PROVIDED RECORDS:
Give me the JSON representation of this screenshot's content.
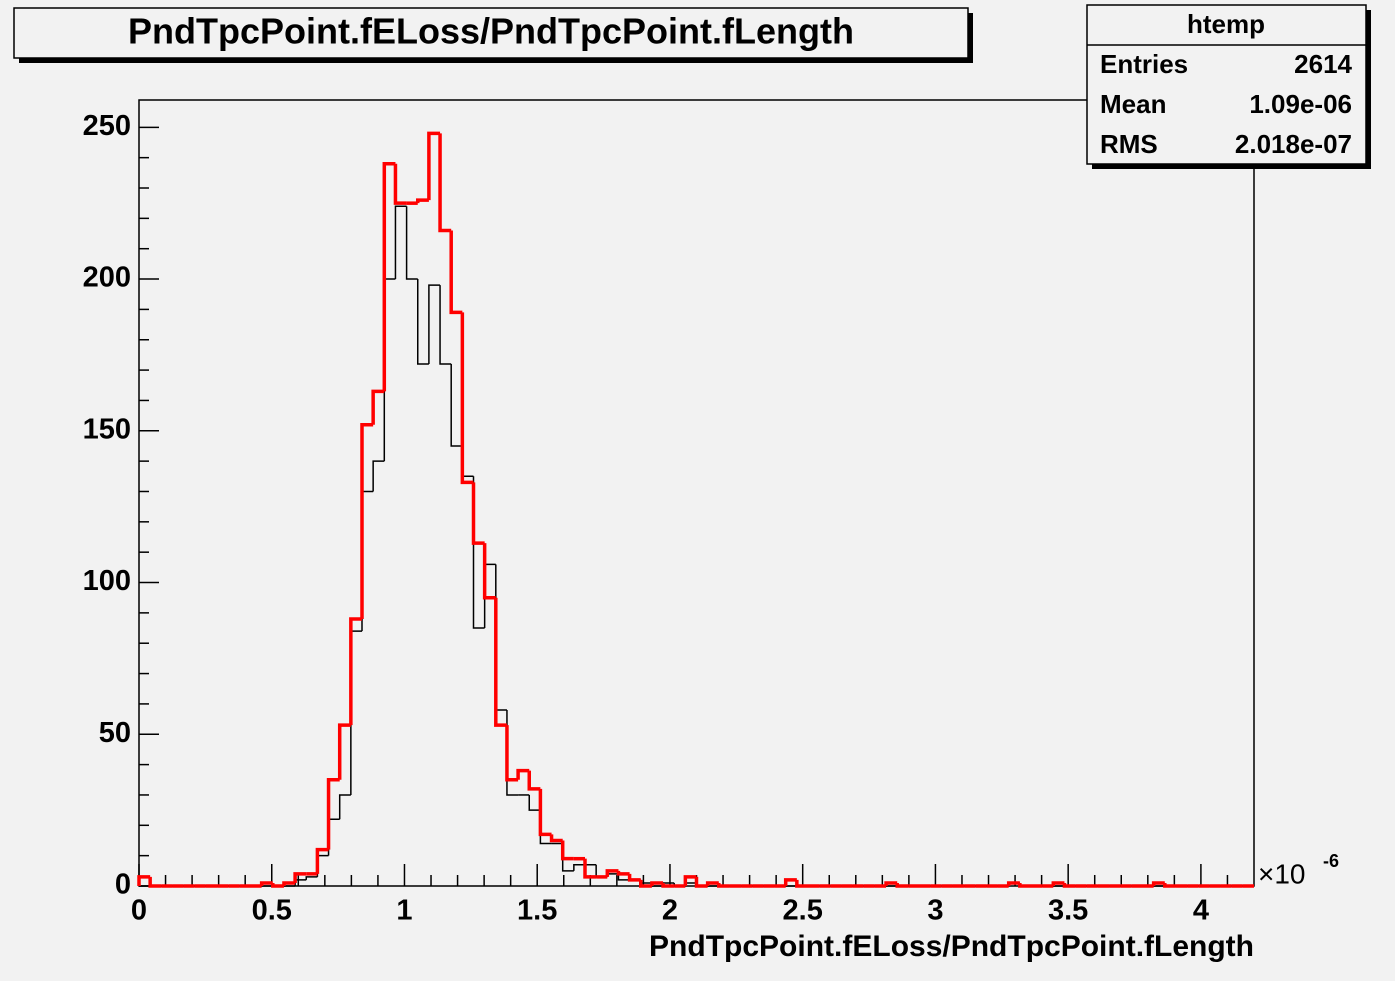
{
  "chart_data": {
    "type": "histogram",
    "title": "PndTpcPoint.fELoss/PndTpcPoint.fLength",
    "x_label": "PndTpcPoint.fELoss/PndTpcPoint.fLength",
    "x_multiplier": "×10",
    "x_multiplier_exponent": "-6",
    "stats": {
      "name": "htemp",
      "rows": [
        [
          "Entries",
          "2614"
        ],
        [
          "Mean",
          "1.09e-06"
        ],
        [
          "RMS",
          "2.018e-07"
        ]
      ]
    },
    "bins": [
      0,
      0.042,
      0.084,
      0.126,
      0.168,
      0.21,
      0.252,
      0.294,
      0.336,
      0.378,
      0.42,
      0.462,
      0.504,
      0.546,
      0.588,
      0.63,
      0.672,
      0.714,
      0.756,
      0.798,
      0.84,
      0.882,
      0.924,
      0.966,
      1.008,
      1.05,
      1.092,
      1.134,
      1.176,
      1.218,
      1.26,
      1.302,
      1.344,
      1.386,
      1.428,
      1.47,
      1.512,
      1.554,
      1.596,
      1.638,
      1.68,
      1.722,
      1.764,
      1.806,
      1.848,
      1.89,
      1.932,
      1.974,
      2.016,
      2.058,
      2.1,
      2.142,
      2.184,
      2.226,
      2.268,
      2.31,
      2.352,
      2.394,
      2.436,
      2.478,
      2.52,
      2.562,
      2.604,
      2.646,
      2.688,
      2.73,
      2.772,
      2.814,
      2.856,
      2.898,
      2.94,
      2.982,
      3.024,
      3.066,
      3.108,
      3.15,
      3.192,
      3.234,
      3.276,
      3.318,
      3.36,
      3.402,
      3.444,
      3.486,
      3.528,
      3.57,
      3.612,
      3.654,
      3.696,
      3.738,
      3.78,
      3.822,
      3.864,
      3.906,
      3.948,
      3.99,
      4.032,
      4.074,
      4.116,
      4.158,
      4.2
    ],
    "series": [
      {
        "color": "#000000",
        "width": 1.5,
        "values": [
          0,
          0,
          0,
          0,
          0,
          0,
          0,
          0,
          0,
          0,
          0,
          0,
          0,
          0,
          2,
          3,
          10,
          22,
          30,
          84,
          130,
          140,
          200,
          224,
          200,
          172,
          198,
          172,
          145,
          135,
          85,
          106,
          58,
          30,
          30,
          25,
          14,
          14,
          5,
          7,
          7,
          3,
          4,
          2,
          2,
          1,
          0,
          1,
          0,
          1,
          0,
          0,
          0,
          0,
          0,
          0,
          0,
          0,
          0,
          0,
          0,
          0,
          0,
          0,
          0,
          0,
          0,
          0,
          0,
          0,
          0,
          0,
          0,
          0,
          0,
          0,
          0,
          0,
          1,
          0,
          0,
          0,
          0,
          0,
          0,
          0,
          0,
          0,
          0,
          0,
          0,
          0,
          0,
          0,
          0,
          0,
          0,
          0,
          0,
          0
        ]
      },
      {
        "color": "#ff0000",
        "width": 3.5,
        "values": [
          3,
          0,
          0,
          0,
          0,
          0,
          0,
          0,
          0,
          0,
          0,
          1,
          0,
          1,
          4,
          4,
          12,
          35,
          53,
          88,
          152,
          163,
          238,
          225,
          225,
          226,
          248,
          216,
          189,
          133,
          113,
          95,
          53,
          35,
          38,
          32,
          17,
          15,
          9,
          9,
          3,
          3,
          5,
          4,
          2,
          0,
          1,
          0,
          0,
          3,
          0,
          1,
          0,
          0,
          0,
          0,
          0,
          0,
          2,
          0,
          0,
          0,
          0,
          0,
          0,
          0,
          0,
          1,
          0,
          0,
          0,
          0,
          0,
          0,
          0,
          0,
          0,
          0,
          1,
          0,
          0,
          0,
          1,
          0,
          0,
          0,
          0,
          0,
          0,
          0,
          0,
          1,
          0,
          0,
          0,
          0,
          0,
          0,
          0,
          0
        ]
      }
    ],
    "xlim": [
      0,
      4.2
    ],
    "ylim": [
      0,
      259
    ],
    "xticks": [
      0,
      0.5,
      1,
      1.5,
      2,
      2.5,
      3,
      3.5,
      4
    ],
    "yticks": [
      0,
      50,
      100,
      150,
      200,
      250
    ]
  }
}
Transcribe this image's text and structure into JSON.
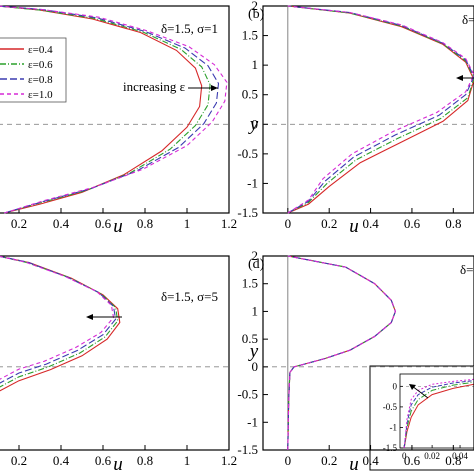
{
  "chart_data": [
    {
      "type": "line",
      "panel_label": "",
      "params": "δ=1.5, σ=1",
      "xlabel": "u",
      "ylabel": "",
      "xticks": [
        "0.2",
        "0.4",
        "0.6",
        "0.8",
        "1",
        "1.2"
      ],
      "yticks": [],
      "annotation": "increasing ε",
      "legend": {
        "position": "left",
        "entries": [
          "ε=0.4",
          "ε=0.6",
          "ε=0.8",
          "ε=1.0"
        ]
      },
      "xlim": [
        0.1,
        1.2
      ],
      "ylim": [
        -1.5,
        2
      ],
      "series": [
        {
          "name": "ε=0.4",
          "color": "#d62728",
          "dash": "",
          "x": [
            0.13,
            0.3,
            0.5,
            0.7,
            0.88,
            1.0,
            1.06,
            1.07,
            1.04,
            0.95,
            0.78,
            0.55,
            0.3,
            0.1
          ],
          "y": [
            -1.5,
            -1.35,
            -1.15,
            -0.85,
            -0.45,
            -0.05,
            0.3,
            0.65,
            0.95,
            1.25,
            1.55,
            1.78,
            1.93,
            2.0
          ]
        },
        {
          "name": "ε=0.6",
          "color": "#2ca02c",
          "dash": "6,2,1,2",
          "x": [
            0.13,
            0.3,
            0.52,
            0.73,
            0.92,
            1.04,
            1.1,
            1.11,
            1.07,
            0.97,
            0.79,
            0.56,
            0.3,
            0.1
          ],
          "y": [
            -1.5,
            -1.33,
            -1.12,
            -0.82,
            -0.42,
            -0.02,
            0.33,
            0.67,
            0.97,
            1.27,
            1.56,
            1.79,
            1.93,
            2.0
          ]
        },
        {
          "name": "ε=0.8",
          "color": "#3b3bb0",
          "dash": "7,3",
          "x": [
            0.13,
            0.31,
            0.54,
            0.76,
            0.96,
            1.08,
            1.14,
            1.15,
            1.1,
            0.99,
            0.8,
            0.57,
            0.31,
            0.1
          ],
          "y": [
            -1.5,
            -1.31,
            -1.09,
            -0.79,
            -0.39,
            0.01,
            0.36,
            0.69,
            0.99,
            1.29,
            1.57,
            1.8,
            1.94,
            2.0
          ]
        },
        {
          "name": "ε=1.0",
          "color": "#d62ad6",
          "dash": "4,3",
          "x": [
            0.13,
            0.32,
            0.56,
            0.79,
            1.0,
            1.12,
            1.18,
            1.19,
            1.13,
            1.01,
            0.81,
            0.58,
            0.31,
            0.1
          ],
          "y": [
            -1.5,
            -1.29,
            -1.06,
            -0.76,
            -0.36,
            0.04,
            0.39,
            0.71,
            1.01,
            1.31,
            1.58,
            1.81,
            1.94,
            2.0
          ]
        }
      ]
    },
    {
      "type": "line",
      "panel_label": "(b)",
      "params": "δ=",
      "xlabel": "u",
      "ylabel": "y",
      "xticks": [
        "0",
        "0.2",
        "0.4",
        "0.6",
        "0.8"
      ],
      "yticks": [
        "-1.5",
        "-1",
        "-0.5",
        "0",
        "0.5",
        "1",
        "1.5",
        "2"
      ],
      "annotation": "",
      "xlim": [
        -0.12,
        0.9
      ],
      "ylim": [
        -1.5,
        2
      ],
      "series": [
        {
          "name": "ε=0.4",
          "color": "#d62728",
          "dash": "",
          "x": [
            0.0,
            0.1,
            0.2,
            0.35,
            0.55,
            0.75,
            0.87,
            0.9,
            0.86,
            0.75,
            0.55,
            0.3,
            0.0
          ],
          "y": [
            -1.5,
            -1.35,
            -1.05,
            -0.65,
            -0.3,
            0.05,
            0.4,
            0.75,
            1.05,
            1.35,
            1.65,
            1.88,
            2.0
          ]
        },
        {
          "name": "ε=0.6",
          "color": "#2ca02c",
          "dash": "6,2,1,2",
          "x": [
            0.0,
            0.1,
            0.19,
            0.33,
            0.53,
            0.74,
            0.87,
            0.9,
            0.86,
            0.75,
            0.55,
            0.3,
            0.0
          ],
          "y": [
            -1.5,
            -1.32,
            -1.0,
            -0.6,
            -0.24,
            0.1,
            0.45,
            0.78,
            1.07,
            1.36,
            1.66,
            1.88,
            2.0
          ]
        },
        {
          "name": "ε=0.8",
          "color": "#3b3bb0",
          "dash": "7,3",
          "x": [
            0.0,
            0.1,
            0.18,
            0.32,
            0.52,
            0.73,
            0.86,
            0.9,
            0.86,
            0.75,
            0.55,
            0.3,
            0.0
          ],
          "y": [
            -1.5,
            -1.3,
            -0.96,
            -0.55,
            -0.18,
            0.15,
            0.5,
            0.81,
            1.09,
            1.37,
            1.67,
            1.89,
            2.0
          ]
        },
        {
          "name": "ε=1.0",
          "color": "#d62ad6",
          "dash": "4,3",
          "x": [
            0.0,
            0.1,
            0.17,
            0.31,
            0.51,
            0.72,
            0.86,
            0.9,
            0.86,
            0.75,
            0.55,
            0.3,
            0.0
          ],
          "y": [
            -1.5,
            -1.28,
            -0.92,
            -0.5,
            -0.12,
            0.2,
            0.55,
            0.84,
            1.11,
            1.38,
            1.68,
            1.89,
            2.0
          ]
        }
      ]
    },
    {
      "type": "line",
      "panel_label": "",
      "params": "δ=1.5, σ=5",
      "xlabel": "u",
      "ylabel": "",
      "xticks": [
        "0.2",
        "0.4",
        "0.6",
        "0.8",
        "1",
        "1.2"
      ],
      "yticks": [],
      "annotation": "",
      "xlim": [
        0.1,
        1.2
      ],
      "ylim": [
        -1.5,
        2
      ],
      "series": [
        {
          "name": "ε=0.4",
          "color": "#d62728",
          "dash": "",
          "x": [
            0.1,
            0.2,
            0.35,
            0.5,
            0.62,
            0.68,
            0.67,
            0.6,
            0.45,
            0.25,
            0.1
          ],
          "y": [
            -0.45,
            -0.25,
            -0.05,
            0.2,
            0.5,
            0.8,
            1.05,
            1.3,
            1.6,
            1.88,
            2.0
          ]
        },
        {
          "name": "ε=0.6",
          "color": "#2ca02c",
          "dash": "6,2,1,2",
          "x": [
            0.1,
            0.2,
            0.34,
            0.49,
            0.61,
            0.67,
            0.66,
            0.59,
            0.44,
            0.24,
            0.1
          ],
          "y": [
            -0.38,
            -0.18,
            0.0,
            0.25,
            0.54,
            0.83,
            1.07,
            1.32,
            1.61,
            1.88,
            2.0
          ]
        },
        {
          "name": "ε=0.8",
          "color": "#3b3bb0",
          "dash": "7,3",
          "x": [
            0.1,
            0.2,
            0.33,
            0.48,
            0.6,
            0.66,
            0.65,
            0.58,
            0.43,
            0.24,
            0.1
          ],
          "y": [
            -0.31,
            -0.11,
            0.05,
            0.3,
            0.58,
            0.86,
            1.09,
            1.34,
            1.62,
            1.89,
            2.0
          ]
        },
        {
          "name": "ε=1.0",
          "color": "#d62ad6",
          "dash": "4,3",
          "x": [
            0.1,
            0.2,
            0.32,
            0.47,
            0.59,
            0.65,
            0.64,
            0.57,
            0.42,
            0.23,
            0.1
          ],
          "y": [
            -0.24,
            -0.04,
            0.1,
            0.35,
            0.62,
            0.89,
            1.11,
            1.36,
            1.63,
            1.89,
            2.0
          ]
        }
      ]
    },
    {
      "type": "line",
      "panel_label": "(d)",
      "params": "δ=",
      "xlabel": "u",
      "ylabel": "y",
      "xticks": [
        "0",
        "0.2",
        "0.4",
        "0.6",
        "0.8"
      ],
      "yticks": [
        "-1.5",
        "-1",
        "-0.5",
        "0",
        "0.5",
        "1",
        "1.5",
        "2"
      ],
      "annotation": "",
      "xlim": [
        -0.12,
        0.9
      ],
      "ylim": [
        -1.5,
        2
      ],
      "series": [
        {
          "name": "ε=0.4",
          "color": "#d62728",
          "dash": "",
          "x": [
            0.0,
            0.004,
            0.01,
            0.03,
            0.08,
            0.18,
            0.3,
            0.42,
            0.5,
            0.52,
            0.5,
            0.42,
            0.28,
            0.0
          ],
          "y": [
            -1.5,
            -0.6,
            -0.1,
            0.0,
            0.05,
            0.15,
            0.3,
            0.55,
            0.8,
            1.0,
            1.2,
            1.5,
            1.8,
            2.0
          ]
        },
        {
          "name": "ε=0.6",
          "color": "#2ca02c",
          "dash": "6,2,1,2",
          "x": [
            0.0,
            0.004,
            0.01,
            0.03,
            0.08,
            0.18,
            0.3,
            0.42,
            0.5,
            0.52,
            0.5,
            0.42,
            0.28,
            0.0
          ],
          "y": [
            -1.5,
            -0.6,
            -0.1,
            0.0,
            0.05,
            0.15,
            0.3,
            0.55,
            0.8,
            1.0,
            1.2,
            1.5,
            1.8,
            2.0
          ]
        },
        {
          "name": "ε=0.8",
          "color": "#3b3bb0",
          "dash": "7,3",
          "x": [
            0.0,
            0.004,
            0.01,
            0.03,
            0.08,
            0.18,
            0.3,
            0.42,
            0.5,
            0.52,
            0.5,
            0.42,
            0.28,
            0.0
          ],
          "y": [
            -1.5,
            -0.6,
            -0.1,
            0.0,
            0.05,
            0.15,
            0.3,
            0.55,
            0.8,
            1.0,
            1.2,
            1.5,
            1.8,
            2.0
          ]
        },
        {
          "name": "ε=1.0",
          "color": "#d62ad6",
          "dash": "4,3",
          "x": [
            0.0,
            0.004,
            0.01,
            0.03,
            0.08,
            0.18,
            0.3,
            0.42,
            0.5,
            0.52,
            0.5,
            0.42,
            0.28,
            0.0
          ],
          "y": [
            -1.5,
            -0.6,
            -0.1,
            0.0,
            0.05,
            0.15,
            0.3,
            0.55,
            0.8,
            1.0,
            1.2,
            1.5,
            1.8,
            2.0
          ]
        }
      ],
      "inset": {
        "xticks": [
          "0",
          "0.02",
          "0.04"
        ],
        "yticks": [
          "0",
          "-0.5",
          "-1",
          "-1.5"
        ],
        "xlim": [
          -0.003,
          0.05
        ],
        "ylim": [
          -1.5,
          0.3
        ],
        "series": [
          {
            "name": "ε=0.4",
            "color": "#d62728",
            "dash": "",
            "x": [
              0.0,
              0.002,
              0.005,
              0.01,
              0.02,
              0.035,
              0.05
            ],
            "y": [
              -1.5,
              -1.1,
              -0.75,
              -0.45,
              -0.2,
              -0.05,
              0.05
            ]
          },
          {
            "name": "ε=0.6",
            "color": "#2ca02c",
            "dash": "6,2,1,2",
            "x": [
              0.0,
              0.002,
              0.005,
              0.01,
              0.02,
              0.035,
              0.05
            ],
            "y": [
              -1.5,
              -1.0,
              -0.6,
              -0.32,
              -0.1,
              0.03,
              0.1
            ]
          },
          {
            "name": "ε=0.8",
            "color": "#3b3bb0",
            "dash": "4,2",
            "x": [
              0.0,
              0.002,
              0.005,
              0.01,
              0.02,
              0.035,
              0.05
            ],
            "y": [
              -1.5,
              -0.9,
              -0.45,
              -0.2,
              -0.02,
              0.08,
              0.14
            ]
          },
          {
            "name": "ε=1.0",
            "color": "#d62ad6",
            "dash": "2,2",
            "x": [
              0.0,
              0.002,
              0.005,
              0.01,
              0.02,
              0.035,
              0.05
            ],
            "y": [
              -1.5,
              -0.8,
              -0.32,
              -0.1,
              0.05,
              0.12,
              0.17
            ]
          }
        ]
      }
    }
  ]
}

GIVEN TASK: Which lines contain "JSON"? Copy each of them.

OUTPUT FOR THIS TASK:
Give me the JSON representation of this screenshot's content.
Transcribe this image's text and structure into JSON.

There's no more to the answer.